▶ _Collected data_:
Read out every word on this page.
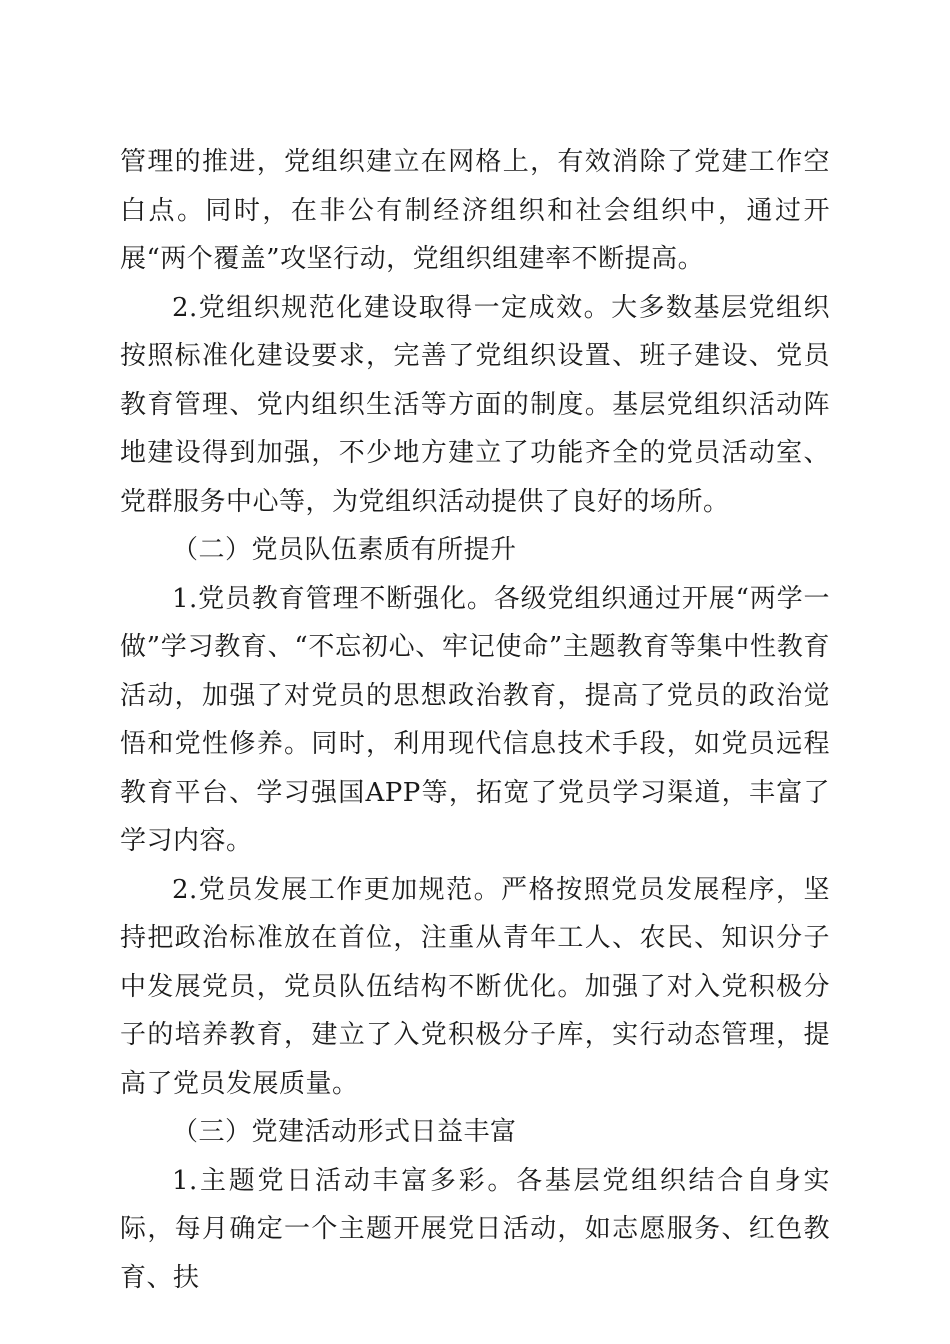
管理的推进，党组织建立在网格上，有效消除了党建工作空白点。同时，在非公有制经济组织和社会组织中，通过开展“两个覆盖”攻坚行动，党组织组建率不断提高。

2.党组织规范化建设取得一定成效。大多数基层党组织按照标准化建设要求，完善了党组织设置、班子建设、党员教育管理、党内组织生活等方面的制度。基层党组织活动阵地建设得到加强，不少地方建立了功能齐全的党员活动室、党群服务中心等，为党组织活动提供了良好的场所。

（二）党员队伍素质有所提升

1.党员教育管理不断强化。各级党组织通过开展“两学一做”学习教育、“不忘初心、牢记使命”主题教育等集中性教育活动，加强了对党员的思想政治教育，提高了党员的政治觉悟和党性修养。同时，利用现代信息技术手段，如党员远程教育平台、学习强国APP等，拓宽了党员学习渠道，丰富了学习内容。

2.党员发展工作更加规范。严格按照党员发展程序，坚持把政治标准放在首位，注重从青年工人、农民、知识分子中发展党员，党员队伍结构不断优化。加强了对入党积极分子的培养教育，建立了入党积极分子库，实行动态管理，提高了党员发展质量。

（三）党建活动形式日益丰富

1.主题党日活动丰富多彩。各基层党组织结合自身实际，每月确定一个主题开展党日活动，如志愿服务、红色教育、扶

▶ _Aim_: Give every record again exactly, apart from the pictures, which stay out.

▶ _Response to this task_:
Read out every word on this page.
管理的推进，党组织建立在网格上，有效消除了党建工作空白点。同时，在非公有制经济组织和社会组织中，通过开展“两个覆盖”攻坚行动，党组织组建率不断提高。

2.党组织规范化建设取得一定成效。大多数基层党组织按照标准化建设要求，完善了党组织设置、班子建设、党员教育管理、党内组织生活等方面的制度。基层党组织活动阵地建设得到加强，不少地方建立了功能齐全的党员活动室、党群服务中心等，为党组织活动提供了良好的场所。

（二）党员队伍素质有所提升

1.党员教育管理不断强化。各级党组织通过开展“两学一做”学习教育、“不忘初心、牢记使命”主题教育等集中性教育活动，加强了对党员的思想政治教育，提高了党员的政治觉悟和党性修养。同时，利用现代信息技术手段，如党员远程教育平台、学习强国APP等，拓宽了党员学习渠道，丰富了学习内容。

2.党员发展工作更加规范。严格按照党员发展程序，坚持把政治标准放在首位，注重从青年工人、农民、知识分子中发展党员，党员队伍结构不断优化。加强了对入党积极分子的培养教育，建立了入党积极分子库，实行动态管理，提高了党员发展质量。

（三）党建活动形式日益丰富

1.主题党日活动丰富多彩。各基层党组织结合自身实际，每月确定一个主题开展党日活动，如志愿服务、红色教育、扶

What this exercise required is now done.